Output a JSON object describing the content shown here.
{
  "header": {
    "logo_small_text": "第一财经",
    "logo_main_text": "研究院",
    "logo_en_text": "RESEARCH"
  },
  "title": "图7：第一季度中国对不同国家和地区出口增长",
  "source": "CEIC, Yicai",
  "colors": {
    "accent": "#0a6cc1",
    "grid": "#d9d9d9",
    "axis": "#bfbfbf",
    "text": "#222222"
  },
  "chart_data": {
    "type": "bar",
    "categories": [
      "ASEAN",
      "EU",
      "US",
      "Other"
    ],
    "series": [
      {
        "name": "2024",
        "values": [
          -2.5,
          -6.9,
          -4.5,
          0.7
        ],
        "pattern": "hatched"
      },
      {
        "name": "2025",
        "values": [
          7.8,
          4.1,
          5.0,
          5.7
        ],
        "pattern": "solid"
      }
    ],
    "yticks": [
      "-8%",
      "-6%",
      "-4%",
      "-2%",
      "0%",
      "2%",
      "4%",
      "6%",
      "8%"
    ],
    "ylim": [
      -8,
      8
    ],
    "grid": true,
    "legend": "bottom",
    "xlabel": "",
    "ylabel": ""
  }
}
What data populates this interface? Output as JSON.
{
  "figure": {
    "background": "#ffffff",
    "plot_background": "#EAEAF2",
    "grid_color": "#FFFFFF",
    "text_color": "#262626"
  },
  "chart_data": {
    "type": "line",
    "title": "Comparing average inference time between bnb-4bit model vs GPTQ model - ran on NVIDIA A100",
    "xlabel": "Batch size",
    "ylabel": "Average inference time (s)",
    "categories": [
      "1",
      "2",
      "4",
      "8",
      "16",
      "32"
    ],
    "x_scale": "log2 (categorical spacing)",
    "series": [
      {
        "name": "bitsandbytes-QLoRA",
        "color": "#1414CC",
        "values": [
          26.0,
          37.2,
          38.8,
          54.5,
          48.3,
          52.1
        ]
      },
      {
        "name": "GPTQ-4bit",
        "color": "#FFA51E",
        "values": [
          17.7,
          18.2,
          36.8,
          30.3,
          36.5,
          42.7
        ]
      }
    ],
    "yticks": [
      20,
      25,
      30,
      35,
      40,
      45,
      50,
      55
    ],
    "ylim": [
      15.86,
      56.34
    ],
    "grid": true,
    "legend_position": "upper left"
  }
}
■ ■ ■ ■ ■
**Given instruction**: Give back all the records exactly as they stand.

**Problem solution**:
Output a JSON object describing the content shown here.
{
  "header": {
    "logo_small_text": "第一财经",
    "logo_main_text": "研究院",
    "logo_en_text": "RESEARCH"
  },
  "title": "图7：第一季度中国对不同国家和地区出口增长",
  "source": "CEIC, Yicai",
  "colors": {
    "accent": "#0a6cc1",
    "grid": "#d9d9d9",
    "axis": "#bfbfbf",
    "text": "#222222"
  },
  "chart_data": {
    "type": "bar",
    "categories": [
      "ASEAN",
      "EU",
      "US",
      "Other"
    ],
    "series": [
      {
        "name": "2024",
        "values": [
          -2.5,
          -6.9,
          -4.5,
          0.7
        ],
        "pattern": "hatched"
      },
      {
        "name": "2025",
        "values": [
          7.8,
          4.1,
          5.0,
          5.7
        ],
        "pattern": "solid"
      }
    ],
    "yticks": [
      "-8%",
      "-6%",
      "-4%",
      "-2%",
      "0%",
      "2%",
      "4%",
      "6%",
      "8%"
    ],
    "ylim": [
      -8,
      8
    ],
    "grid": true,
    "legend": "bottom",
    "xlabel": "",
    "ylabel": ""
  }
}
What data populates this interface? Output as JSON.
{
  "figure": {
    "background": "#ffffff",
    "plot_background": "#EAEAF2",
    "grid_color": "#FFFFFF",
    "text_color": "#262626"
  },
  "chart_data": {
    "type": "line",
    "title": "Comparing average inference time between bnb-4bit model vs GPTQ model - ran on NVIDIA A100",
    "xlabel": "Batch size",
    "ylabel": "Average inference time (s)",
    "categories": [
      "1",
      "2",
      "4",
      "8",
      "16",
      "32"
    ],
    "x_scale": "log2 (categorical spacing)",
    "series": [
      {
        "name": "bitsandbytes-QLoRA",
        "color": "#1414CC",
        "values": [
          26.0,
          37.2,
          38.8,
          54.5,
          48.3,
          52.1
        ]
      },
      {
        "name": "GPTQ-4bit",
        "color": "#FFA51E",
        "values": [
          17.7,
          18.2,
          36.8,
          30.3,
          36.5,
          42.7
        ]
      }
    ],
    "yticks": [
      20,
      25,
      30,
      35,
      40,
      45,
      50,
      55
    ],
    "ylim": [
      15.86,
      56.34
    ],
    "grid": true,
    "legend_position": "upper left"
  }
}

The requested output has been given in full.